(begin)

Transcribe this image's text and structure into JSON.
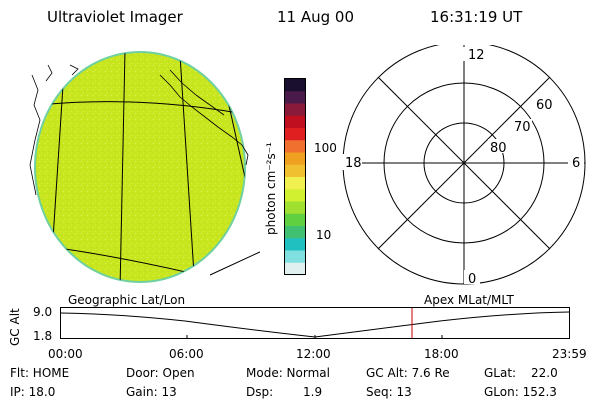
{
  "header": {
    "title": "Ultraviolet Imager",
    "date": "11 Aug 00",
    "time": "16:31:19 UT"
  },
  "colorbar": {
    "label": "photon cm⁻²s⁻¹",
    "tick_100": "100",
    "tick_10": "10",
    "colors": [
      "#1a0f2e",
      "#4a1a4a",
      "#8a1a3a",
      "#c01020",
      "#e02020",
      "#f07030",
      "#f0a020",
      "#f0c030",
      "#f0f050",
      "#d0f030",
      "#a0e030",
      "#60d040",
      "#40c070",
      "#20c0c0",
      "#80e0e0",
      "#e0f0f0"
    ]
  },
  "polar": {
    "mlt_12": "12",
    "mlt_18": "18",
    "mlt_6": "6",
    "mlt_0": "0",
    "lat_60": "60",
    "lat_70": "70",
    "lat_80": "80"
  },
  "timeline": {
    "left_label": "Geographic Lat/Lon",
    "right_label": "Apex MLat/MLT",
    "axis_label": "GC Alt",
    "y_top": "9.0",
    "y_bottom": "1.8",
    "ticks": [
      "00:00",
      "06:00",
      "12:00",
      "18:00",
      "23:59"
    ],
    "marker_color": "#cc0000"
  },
  "info": {
    "flt": "Flt: HOME",
    "ip": "IP: 18.0",
    "door": "Door: Open",
    "gain": "Gain: 13",
    "mode": "Mode: Normal",
    "dsp": "Dsp:",
    "dsp_val": "1.9",
    "gc_alt": "GC Alt: 7.6 Re",
    "seq": "Seq: 13",
    "glat": "GLat:",
    "glat_val": "22.0",
    "glon": "GLon: 152.3"
  },
  "globe_color": "#c8e61e"
}
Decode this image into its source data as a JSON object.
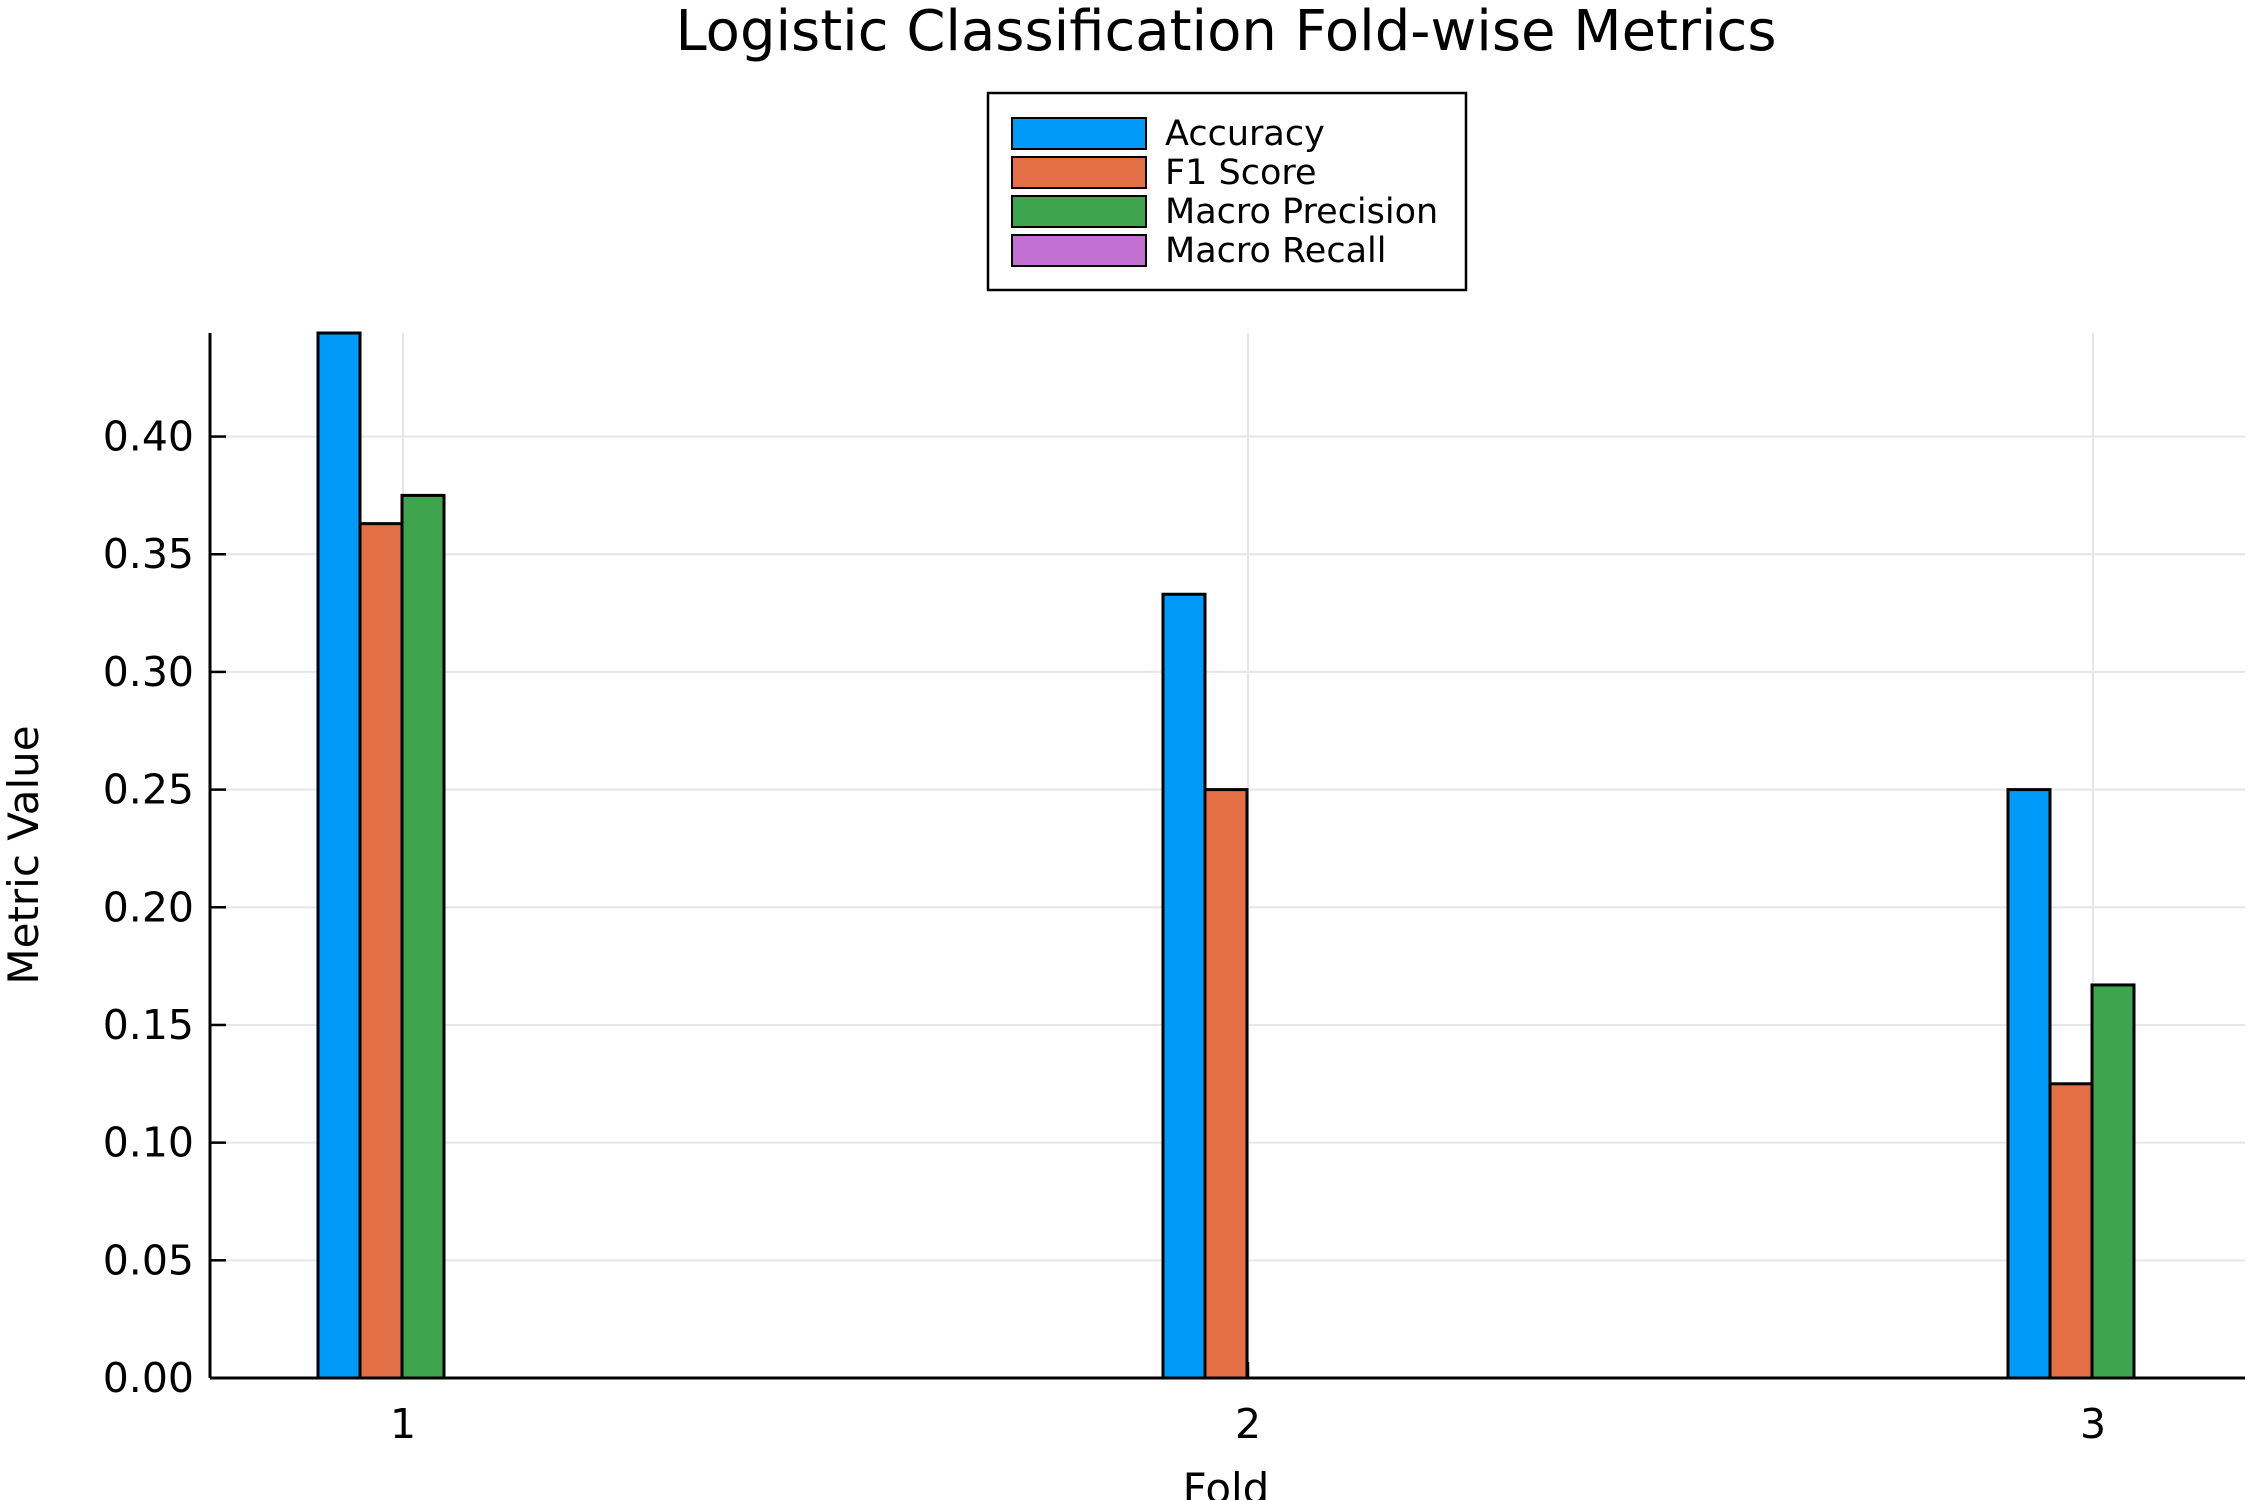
{
  "chart_data": {
    "type": "bar",
    "title": "Logistic Classification Fold-wise Metrics",
    "xlabel": "Fold",
    "ylabel": "Metric Value",
    "categories": [
      "1",
      "2",
      "3"
    ],
    "y_ticks": [
      "0.00",
      "0.05",
      "0.10",
      "0.15",
      "0.20",
      "0.25",
      "0.30",
      "0.35",
      "0.40"
    ],
    "ylim": [
      0,
      0.444
    ],
    "grid": true,
    "legend_position": "top-center",
    "series": [
      {
        "name": "Accuracy",
        "color": "#009af9",
        "values": [
          0.444,
          0.333,
          0.25
        ]
      },
      {
        "name": "F1 Score",
        "color": "#e26f46",
        "values": [
          0.363,
          0.25,
          0.125
        ]
      },
      {
        "name": "Macro Precision",
        "color": "#3ea44e",
        "values": [
          0.375,
          0.0,
          0.167
        ]
      },
      {
        "name": "Macro Recall",
        "color": "#c271d2",
        "values": [
          0.0,
          0.0,
          0.0
        ]
      }
    ]
  }
}
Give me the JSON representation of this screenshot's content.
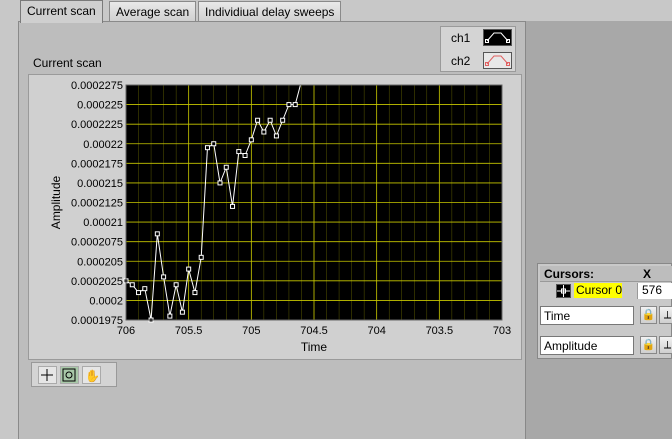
{
  "tabs": [
    {
      "label": "Current scan",
      "active": true
    },
    {
      "label": "Average scan",
      "active": false
    },
    {
      "label": "Individiual delay sweeps",
      "active": false
    }
  ],
  "graph": {
    "title": "Current scan",
    "xlabel": "Time",
    "ylabel": "Amplitude"
  },
  "legend": {
    "items": [
      {
        "label": "ch1",
        "color": "#ffffff",
        "icon": "line-with-square-markers-icon"
      },
      {
        "label": "ch2",
        "color": "#e06060",
        "icon": "line-with-square-markers-icon"
      }
    ]
  },
  "cursors": {
    "header_label": "Cursors:",
    "x_header": "X",
    "cursor_name": "Cursor 0",
    "cursor_x": "576",
    "x_axis_field": "Time",
    "y_axis_field": "Amplitude"
  },
  "palette": {
    "tools": [
      "cursor-move-icon",
      "zoom-icon",
      "pan-hand-icon"
    ]
  },
  "colors": {
    "plot_bg": "#000000",
    "grid": "#c8c800",
    "trace": "#ffffff",
    "cursor_highlight": "#ffff00"
  },
  "chart_data": {
    "type": "line",
    "title": "Current scan",
    "xlabel": "Time",
    "ylabel": "Amplitude",
    "xlim": [
      706,
      703
    ],
    "ylim": [
      0.0001975,
      0.0002275
    ],
    "x_reversed": true,
    "grid": true,
    "x_ticks": [
      "706",
      "705.5",
      "705",
      "704.5",
      "704",
      "703.5",
      "703"
    ],
    "y_ticks": [
      "0.0002275",
      "0.000225",
      "0.0002225",
      "0.00022",
      "0.0002175",
      "0.000215",
      "0.0002125",
      "0.00021",
      "0.0002075",
      "0.000205",
      "0.0002025",
      "0.0002",
      "0.0001975"
    ],
    "series": [
      {
        "name": "ch1",
        "x": [
          706,
          705.95,
          705.9,
          705.85,
          705.8,
          705.75,
          705.7,
          705.65,
          705.6,
          705.55,
          705.5,
          705.45,
          705.4,
          705.35,
          705.3,
          705.25,
          705.2,
          705.15,
          705.1,
          705.05,
          705,
          704.95,
          704.9,
          704.85,
          704.8,
          704.75,
          704.7,
          704.65,
          704.6,
          704.55,
          704.5,
          704.45,
          704.4,
          704.35,
          704.3,
          704.25,
          704.2
        ],
        "y": [
          0.0002025,
          0.000202,
          0.000201,
          0.0002015,
          0.0001975,
          0.0002085,
          0.000203,
          0.000198,
          0.000202,
          0.0001985,
          0.000204,
          0.000201,
          0.0002055,
          0.0002195,
          0.00022,
          0.000215,
          0.000217,
          0.000212,
          0.000219,
          0.0002185,
          0.0002205,
          0.000223,
          0.0002215,
          0.000223,
          0.000221,
          0.000223,
          0.000225,
          0.000225,
          0.000228,
          0.000228,
          0.000228,
          0.000228,
          0.000228,
          0.000228,
          0.000228,
          0.000228,
          0.000228
        ]
      }
    ]
  }
}
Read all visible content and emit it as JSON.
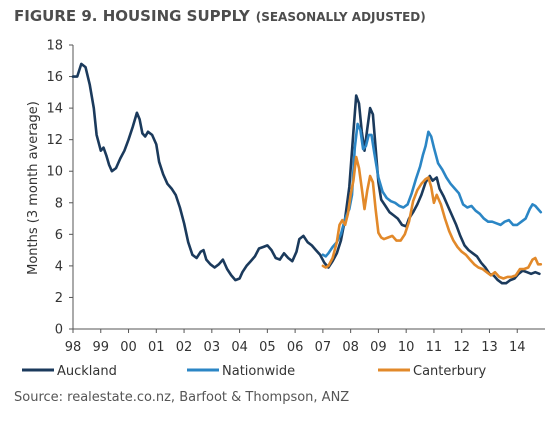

(end)

- Stated exercise: Copy the data character for character, but drop all pictures from the copy.

- Result for this exercise:
Transcribe this image's text and structure into JSON.
{
  "header": {
    "title": "Ultraviolet Imager",
    "date": "11 Aug 00",
    "time": "16:31:19 UT"
  },
  "colorbar": {
    "label": "photon cm⁻²s⁻¹",
    "tick_100": "100",
    "tick_10": "10",
    "colors": [
      "#1a0f2e",
      "#4a1a4a",
      "#8a1a3a",
      "#c01020",
      "#e02020",
      "#f07030",
      "#f0a020",
      "#f0c030",
      "#f0f050",
      "#d0f030",
      "#a0e030",
      "#60d040",
      "#40c070",
      "#20c0c0",
      "#80e0e0",
      "#e0f0f0"
    ]
  },
  "polar": {
    "mlt_12": "12",
    "mlt_18": "18",
    "mlt_6": "6",
    "mlt_0": "0",
    "lat_60": "60",
    "lat_70": "70",
    "lat_80": "80"
  },
  "timeline": {
    "left_label": "Geographic Lat/Lon",
    "right_label": "Apex MLat/MLT",
    "axis_label": "GC Alt",
    "y_top": "9.0",
    "y_bottom": "1.8",
    "ticks": [
      "00:00",
      "06:00",
      "12:00",
      "18:00",
      "23:59"
    ],
    "marker_color": "#cc0000"
  },
  "info": {
    "flt": "Flt: HOME",
    "ip": "IP: 18.0",
    "door": "Door: Open",
    "gain": "Gain: 13",
    "mode": "Mode: Normal",
    "dsp": "Dsp:",
    "dsp_val": "1.9",
    "gc_alt": "GC Alt: 7.6 Re",
    "seq": "Seq: 13",
    "glat": "GLat:",
    "glat_val": "22.0",
    "glon": "GLon: 152.3"
  },
  "globe_color": "#c8e61e"
}
Decode this image into its source data as a JSON object.
{
  "chart_data": {
    "type": "bar",
    "title": "Logistic Classification Fold-wise Metrics",
    "xlabel": "Fold",
    "ylabel": "Metric Value",
    "categories": [
      "1",
      "2",
      "3"
    ],
    "y_ticks": [
      "0.00",
      "0.05",
      "0.10",
      "0.15",
      "0.20",
      "0.25",
      "0.30",
      "0.35",
      "0.40"
    ],
    "ylim": [
      0,
      0.444
    ],
    "grid": true,
    "legend_position": "top-center",
    "series": [
      {
        "name": "Accuracy",
        "color": "#009af9",
        "values": [
          0.444,
          0.333,
          0.25
        ]
      },
      {
        "name": "F1 Score",
        "color": "#e26f46",
        "values": [
          0.363,
          0.25,
          0.125
        ]
      },
      {
        "name": "Macro Precision",
        "color": "#3ea44e",
        "values": [
          0.375,
          0.0,
          0.167
        ]
      },
      {
        "name": "Macro Recall",
        "color": "#c271d2",
        "values": [
          0.0,
          0.0,
          0.0
        ]
      }
    ]
  }
}
Give me the JSON representation of this screenshot's content.
{
  "tabs": [
    {
      "label": "Current scan",
      "active": true
    },
    {
      "label": "Average scan",
      "active": false
    },
    {
      "label": "Individiual delay sweeps",
      "active": false
    }
  ],
  "graph": {
    "title": "Current scan",
    "xlabel": "Time",
    "ylabel": "Amplitude"
  },
  "legend": {
    "items": [
      {
        "label": "ch1",
        "color": "#ffffff",
        "icon": "line-with-square-markers-icon"
      },
      {
        "label": "ch2",
        "color": "#e06060",
        "icon": "line-with-square-markers-icon"
      }
    ]
  },
  "cursors": {
    "header_label": "Cursors:",
    "x_header": "X",
    "cursor_name": "Cursor 0",
    "cursor_x": "576",
    "x_axis_field": "Time",
    "y_axis_field": "Amplitude"
  },
  "palette": {
    "tools": [
      "cursor-move-icon",
      "zoom-icon",
      "pan-hand-icon"
    ]
  },
  "colors": {
    "plot_bg": "#000000",
    "grid": "#c8c800",
    "trace": "#ffffff",
    "cursor_highlight": "#ffff00"
  },
  "chart_data": {
    "type": "line",
    "title": "Current scan",
    "xlabel": "Time",
    "ylabel": "Amplitude",
    "xlim": [
      706,
      703
    ],
    "ylim": [
      0.0001975,
      0.0002275
    ],
    "x_reversed": true,
    "grid": true,
    "x_ticks": [
      "706",
      "705.5",
      "705",
      "704.5",
      "704",
      "703.5",
      "703"
    ],
    "y_ticks": [
      "0.0002275",
      "0.000225",
      "0.0002225",
      "0.00022",
      "0.0002175",
      "0.000215",
      "0.0002125",
      "0.00021",
      "0.0002075",
      "0.000205",
      "0.0002025",
      "0.0002",
      "0.0001975"
    ],
    "series": [
      {
        "name": "ch1",
        "x": [
          706,
          705.95,
          705.9,
          705.85,
          705.8,
          705.75,
          705.7,
          705.65,
          705.6,
          705.55,
          705.5,
          705.45,
          705.4,
          705.35,
          705.3,
          705.25,
          705.2,
          705.15,
          705.1,
          705.05,
          705,
          704.95,
          704.9,
          704.85,
          704.8,
          704.75,
          704.7,
          704.65,
          704.6,
          704.55,
          704.5,
          704.45,
          704.4,
          704.35,
          704.3,
          704.25,
          704.2
        ],
        "y": [
          0.0002025,
          0.000202,
          0.000201,
          0.0002015,
          0.0001975,
          0.0002085,
          0.000203,
          0.000198,
          0.000202,
          0.0001985,
          0.000204,
          0.000201,
          0.0002055,
          0.0002195,
          0.00022,
          0.000215,
          0.000217,
          0.000212,
          0.000219,
          0.0002185,
          0.0002205,
          0.000223,
          0.0002215,
          0.000223,
          0.000221,
          0.000223,
          0.000225,
          0.000225,
          0.000228,
          0.000228,
          0.000228,
          0.000228,
          0.000228,
          0.000228,
          0.000228,
          0.000228,
          0.000228
        ]
      }
    ]
  }
}
Read all visible content and emit it as JSON.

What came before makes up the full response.